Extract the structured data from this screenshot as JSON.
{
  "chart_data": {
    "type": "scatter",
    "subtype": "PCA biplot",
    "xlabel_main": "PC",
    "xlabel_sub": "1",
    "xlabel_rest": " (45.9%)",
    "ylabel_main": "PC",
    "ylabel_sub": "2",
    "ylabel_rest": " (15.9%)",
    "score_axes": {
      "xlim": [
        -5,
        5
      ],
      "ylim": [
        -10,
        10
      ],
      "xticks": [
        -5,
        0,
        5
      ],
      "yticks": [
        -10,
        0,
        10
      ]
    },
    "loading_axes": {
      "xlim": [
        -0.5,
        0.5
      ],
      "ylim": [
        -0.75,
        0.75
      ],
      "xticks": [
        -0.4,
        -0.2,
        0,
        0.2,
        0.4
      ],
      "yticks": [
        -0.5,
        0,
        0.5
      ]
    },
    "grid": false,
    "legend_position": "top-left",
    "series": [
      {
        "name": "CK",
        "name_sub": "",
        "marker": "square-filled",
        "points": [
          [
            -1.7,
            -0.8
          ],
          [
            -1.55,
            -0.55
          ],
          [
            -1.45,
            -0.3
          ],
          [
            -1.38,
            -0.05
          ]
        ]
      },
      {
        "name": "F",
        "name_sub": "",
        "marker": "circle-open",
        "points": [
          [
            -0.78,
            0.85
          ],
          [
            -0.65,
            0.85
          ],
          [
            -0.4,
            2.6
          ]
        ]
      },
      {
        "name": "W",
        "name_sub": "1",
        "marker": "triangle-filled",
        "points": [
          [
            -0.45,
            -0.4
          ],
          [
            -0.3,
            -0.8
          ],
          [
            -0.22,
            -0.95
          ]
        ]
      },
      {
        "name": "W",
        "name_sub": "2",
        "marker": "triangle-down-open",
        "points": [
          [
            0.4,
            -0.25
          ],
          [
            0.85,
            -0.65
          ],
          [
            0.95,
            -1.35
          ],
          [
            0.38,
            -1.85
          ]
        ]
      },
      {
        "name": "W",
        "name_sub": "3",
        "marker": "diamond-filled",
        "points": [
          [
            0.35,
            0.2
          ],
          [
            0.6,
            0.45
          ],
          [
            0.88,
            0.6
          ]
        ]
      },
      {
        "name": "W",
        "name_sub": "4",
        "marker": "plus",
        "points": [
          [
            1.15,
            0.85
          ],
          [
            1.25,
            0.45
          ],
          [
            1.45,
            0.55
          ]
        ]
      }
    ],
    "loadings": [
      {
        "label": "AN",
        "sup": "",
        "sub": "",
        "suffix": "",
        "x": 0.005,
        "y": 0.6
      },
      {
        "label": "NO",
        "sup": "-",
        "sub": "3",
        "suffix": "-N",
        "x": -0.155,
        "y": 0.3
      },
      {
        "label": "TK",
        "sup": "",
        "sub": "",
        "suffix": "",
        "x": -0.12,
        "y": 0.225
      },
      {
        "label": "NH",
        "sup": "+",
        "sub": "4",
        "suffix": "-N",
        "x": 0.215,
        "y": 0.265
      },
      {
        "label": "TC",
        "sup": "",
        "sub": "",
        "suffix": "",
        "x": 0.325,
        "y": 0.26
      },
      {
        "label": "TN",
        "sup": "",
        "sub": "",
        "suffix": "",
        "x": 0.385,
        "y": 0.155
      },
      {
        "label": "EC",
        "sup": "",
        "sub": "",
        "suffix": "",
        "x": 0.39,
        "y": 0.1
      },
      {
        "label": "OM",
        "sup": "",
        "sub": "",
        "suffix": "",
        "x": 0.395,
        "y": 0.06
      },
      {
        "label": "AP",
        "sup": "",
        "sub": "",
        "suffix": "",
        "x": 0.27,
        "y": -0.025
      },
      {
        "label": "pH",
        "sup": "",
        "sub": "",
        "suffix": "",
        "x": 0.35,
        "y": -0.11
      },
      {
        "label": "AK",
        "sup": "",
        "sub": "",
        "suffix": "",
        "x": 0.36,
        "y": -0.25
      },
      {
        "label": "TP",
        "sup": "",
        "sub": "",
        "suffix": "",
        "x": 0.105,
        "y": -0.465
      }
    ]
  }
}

▬▬▬

▶ [Task to complete]:
Transcribe all lines as written.

▶ [Complete output]:
Extract the structured data from this screenshot as JSON.
{
  "chart_data": {
    "type": "scatter",
    "subtype": "PCA biplot",
    "xlabel_main": "PC",
    "xlabel_sub": "1",
    "xlabel_rest": " (45.9%)",
    "ylabel_main": "PC",
    "ylabel_sub": "2",
    "ylabel_rest": " (15.9%)",
    "score_axes": {
      "xlim": [
        -5,
        5
      ],
      "ylim": [
        -10,
        10
      ],
      "xticks": [
        -5,
        0,
        5
      ],
      "yticks": [
        -10,
        0,
        10
      ]
    },
    "loading_axes": {
      "xlim": [
        -0.5,
        0.5
      ],
      "ylim": [
        -0.75,
        0.75
      ],
      "xticks": [
        -0.4,
        -0.2,
        0,
        0.2,
        0.4
      ],
      "yticks": [
        -0.5,
        0,
        0.5
      ]
    },
    "grid": false,
    "legend_position": "top-left",
    "series": [
      {
        "name": "CK",
        "name_sub": "",
        "marker": "square-filled",
        "points": [
          [
            -1.7,
            -0.8
          ],
          [
            -1.55,
            -0.55
          ],
          [
            -1.45,
            -0.3
          ],
          [
            -1.38,
            -0.05
          ]
        ]
      },
      {
        "name": "F",
        "name_sub": "",
        "marker": "circle-open",
        "points": [
          [
            -0.78,
            0.85
          ],
          [
            -0.65,
            0.85
          ],
          [
            -0.4,
            2.6
          ]
        ]
      },
      {
        "name": "W",
        "name_sub": "1",
        "marker": "triangle-filled",
        "points": [
          [
            -0.45,
            -0.4
          ],
          [
            -0.3,
            -0.8
          ],
          [
            -0.22,
            -0.95
          ]
        ]
      },
      {
        "name": "W",
        "name_sub": "2",
        "marker": "triangle-down-open",
        "points": [
          [
            0.4,
            -0.25
          ],
          [
            0.85,
            -0.65
          ],
          [
            0.95,
            -1.35
          ],
          [
            0.38,
            -1.85
          ]
        ]
      },
      {
        "name": "W",
        "name_sub": "3",
        "marker": "diamond-filled",
        "points": [
          [
            0.35,
            0.2
          ],
          [
            0.6,
            0.45
          ],
          [
            0.88,
            0.6
          ]
        ]
      },
      {
        "name": "W",
        "name_sub": "4",
        "marker": "plus",
        "points": [
          [
            1.15,
            0.85
          ],
          [
            1.25,
            0.45
          ],
          [
            1.45,
            0.55
          ]
        ]
      }
    ],
    "loadings": [
      {
        "label": "AN",
        "sup": "",
        "sub": "",
        "suffix": "",
        "x": 0.005,
        "y": 0.6
      },
      {
        "label": "NO",
        "sup": "-",
        "sub": "3",
        "suffix": "-N",
        "x": -0.155,
        "y": 0.3
      },
      {
        "label": "TK",
        "sup": "",
        "sub": "",
        "suffix": "",
        "x": -0.12,
        "y": 0.225
      },
      {
        "label": "NH",
        "sup": "+",
        "sub": "4",
        "suffix": "-N",
        "x": 0.215,
        "y": 0.265
      },
      {
        "label": "TC",
        "sup": "",
        "sub": "",
        "suffix": "",
        "x": 0.325,
        "y": 0.26
      },
      {
        "label": "TN",
        "sup": "",
        "sub": "",
        "suffix": "",
        "x": 0.385,
        "y": 0.155
      },
      {
        "label": "EC",
        "sup": "",
        "sub": "",
        "suffix": "",
        "x": 0.39,
        "y": 0.1
      },
      {
        "label": "OM",
        "sup": "",
        "sub": "",
        "suffix": "",
        "x": 0.395,
        "y": 0.06
      },
      {
        "label": "AP",
        "sup": "",
        "sub": "",
        "suffix": "",
        "x": 0.27,
        "y": -0.025
      },
      {
        "label": "pH",
        "sup": "",
        "sub": "",
        "suffix": "",
        "x": 0.35,
        "y": -0.11
      },
      {
        "label": "AK",
        "sup": "",
        "sub": "",
        "suffix": "",
        "x": 0.36,
        "y": -0.25
      },
      {
        "label": "TP",
        "sup": "",
        "sub": "",
        "suffix": "",
        "x": 0.105,
        "y": -0.465
      }
    ]
  }
}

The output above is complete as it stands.